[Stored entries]
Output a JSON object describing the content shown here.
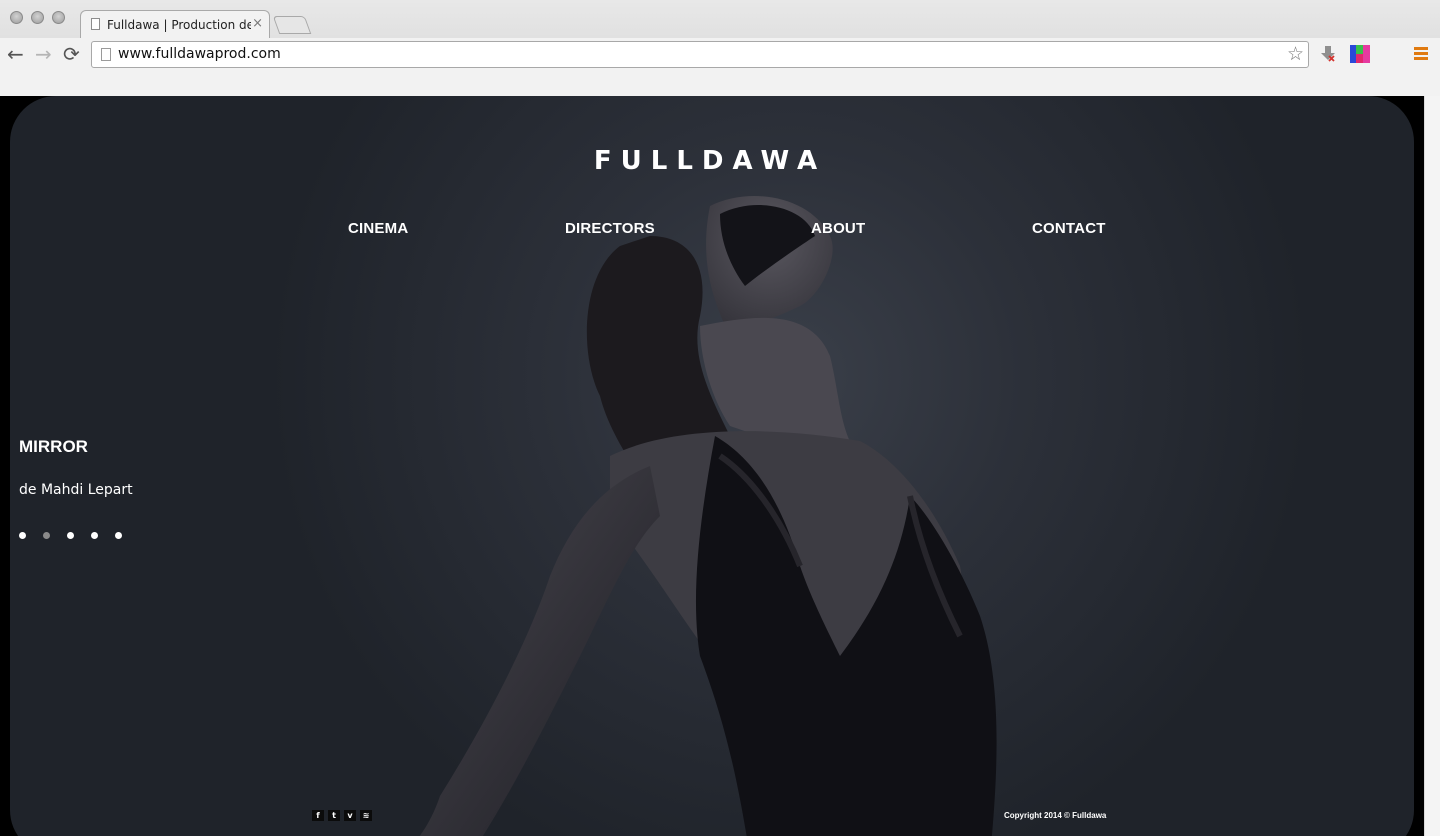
{
  "browser": {
    "tab_title": "Fulldawa | Production de c",
    "tab_close": "×",
    "back": "←",
    "forward": "→",
    "reload": "⟳",
    "url": "www.fulldawaprod.com",
    "star": "☆"
  },
  "site": {
    "logo": "FULLDAWA",
    "nav": [
      {
        "label": "CINEMA"
      },
      {
        "label": "DIRECTORS"
      },
      {
        "label": "ABOUT"
      },
      {
        "label": "CONTACT"
      }
    ],
    "slide": {
      "title": "MIRROR",
      "subtitle": "de Mahdi Lepart",
      "dots": 5,
      "active_dot_index": 1
    },
    "social": [
      {
        "name": "facebook-icon",
        "glyph": "f"
      },
      {
        "name": "twitter-icon",
        "glyph": "t"
      },
      {
        "name": "vimeo-icon",
        "glyph": "v"
      },
      {
        "name": "rss-icon",
        "glyph": "≋"
      }
    ],
    "copyright": "Copyright 2014 © Fulldawa"
  }
}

**Set problem**:
All of the data above should be transcribed verbatim, with pictures omitted.

**Exercise answer**:
Output a JSON object describing the content shown here.
{
  "browser": {
    "tab_title": "Fulldawa | Production de c",
    "tab_close": "×",
    "back": "←",
    "forward": "→",
    "reload": "⟳",
    "url": "www.fulldawaprod.com",
    "star": "☆"
  },
  "site": {
    "logo": "FULLDAWA",
    "nav": [
      {
        "label": "CINEMA"
      },
      {
        "label": "DIRECTORS"
      },
      {
        "label": "ABOUT"
      },
      {
        "label": "CONTACT"
      }
    ],
    "slide": {
      "title": "MIRROR",
      "subtitle": "de Mahdi Lepart",
      "dots": 5,
      "active_dot_index": 1
    },
    "social": [
      {
        "name": "facebook-icon",
        "glyph": "f"
      },
      {
        "name": "twitter-icon",
        "glyph": "t"
      },
      {
        "name": "vimeo-icon",
        "glyph": "v"
      },
      {
        "name": "rss-icon",
        "glyph": "≋"
      }
    ],
    "copyright": "Copyright 2014 © Fulldawa"
  }
}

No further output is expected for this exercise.